WORK TO COMPLETE: Write out the listing beneath this instruction in its entirety, exactly as it reads.

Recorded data
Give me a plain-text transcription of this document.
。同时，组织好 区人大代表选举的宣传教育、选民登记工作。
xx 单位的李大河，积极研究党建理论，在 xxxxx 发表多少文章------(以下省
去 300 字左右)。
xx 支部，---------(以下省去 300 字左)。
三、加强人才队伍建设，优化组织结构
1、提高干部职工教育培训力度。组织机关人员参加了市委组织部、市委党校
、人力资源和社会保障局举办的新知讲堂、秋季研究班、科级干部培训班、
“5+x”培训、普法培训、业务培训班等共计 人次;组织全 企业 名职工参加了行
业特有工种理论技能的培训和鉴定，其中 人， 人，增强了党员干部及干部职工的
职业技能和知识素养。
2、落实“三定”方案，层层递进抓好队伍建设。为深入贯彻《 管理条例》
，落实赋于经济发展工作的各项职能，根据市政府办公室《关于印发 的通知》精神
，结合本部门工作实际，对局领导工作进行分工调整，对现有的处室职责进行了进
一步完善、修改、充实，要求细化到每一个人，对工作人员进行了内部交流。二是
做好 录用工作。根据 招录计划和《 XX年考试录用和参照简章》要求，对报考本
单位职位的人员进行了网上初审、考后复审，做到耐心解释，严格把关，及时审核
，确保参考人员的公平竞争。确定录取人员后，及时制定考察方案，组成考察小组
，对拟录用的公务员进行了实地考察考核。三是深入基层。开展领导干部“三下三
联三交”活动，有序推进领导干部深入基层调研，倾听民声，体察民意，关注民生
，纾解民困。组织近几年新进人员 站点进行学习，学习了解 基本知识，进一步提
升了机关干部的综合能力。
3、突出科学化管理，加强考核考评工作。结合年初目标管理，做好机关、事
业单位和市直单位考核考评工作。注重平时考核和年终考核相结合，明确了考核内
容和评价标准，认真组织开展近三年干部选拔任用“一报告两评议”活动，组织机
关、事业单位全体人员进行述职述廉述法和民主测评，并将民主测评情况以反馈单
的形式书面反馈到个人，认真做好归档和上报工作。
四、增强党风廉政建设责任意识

RESULT:
Give me a plain-text transcription of this document.
。同时，组织好 区人大代表选举的宣传教育、选民登记工作。
xx 单位的李大河，积极研究党建理论，在 xxxxx 发表多少文章------(以下省
去 300 字左右)。
xx 支部，---------(以下省去 300 字左)。
三、加强人才队伍建设，优化组织结构
1、提高干部职工教育培训力度。组织机关人员参加了市委组织部、市委党校
、人力资源和社会保障局举办的新知讲堂、秋季研究班、科级干部培训班、
“5+x”培训、普法培训、业务培训班等共计 人次;组织全 企业 名职工参加了行
业特有工种理论技能的培训和鉴定，其中 人， 人，增强了党员干部及干部职工的
职业技能和知识素养。
2、落实“三定”方案，层层递进抓好队伍建设。为深入贯彻《 管理条例》
，落实赋于经济发展工作的各项职能，根据市政府办公室《关于印发 的通知》精神
，结合本部门工作实际，对局领导工作进行分工调整，对现有的处室职责进行了进
一步完善、修改、充实，要求细化到每一个人，对工作人员进行了内部交流。二是
做好 录用工作。根据 招录计划和《 XX年考试录用和参照简章》要求，对报考本
单位职位的人员进行了网上初审、考后复审，做到耐心解释，严格把关，及时审核
，确保参考人员的公平竞争。确定录取人员后，及时制定考察方案，组成考察小组
，对拟录用的公务员进行了实地考察考核。三是深入基层。开展领导干部“三下三
联三交”活动，有序推进领导干部深入基层调研，倾听民声，体察民意，关注民生
，纾解民困。组织近几年新进人员 站点进行学习，学习了解 基本知识，进一步提
升了机关干部的综合能力。
3、突出科学化管理，加强考核考评工作。结合年初目标管理，做好机关、事
业单位和市直单位考核考评工作。注重平时考核和年终考核相结合，明确了考核内
容和评价标准，认真组织开展近三年干部选拔任用“一报告两评议”活动，组织机
关、事业单位全体人员进行述职述廉述法和民主测评，并将民主测评情况以反馈单
的形式书面反馈到个人，认真做好归档和上报工作。
四、增强党风廉政建设责任意识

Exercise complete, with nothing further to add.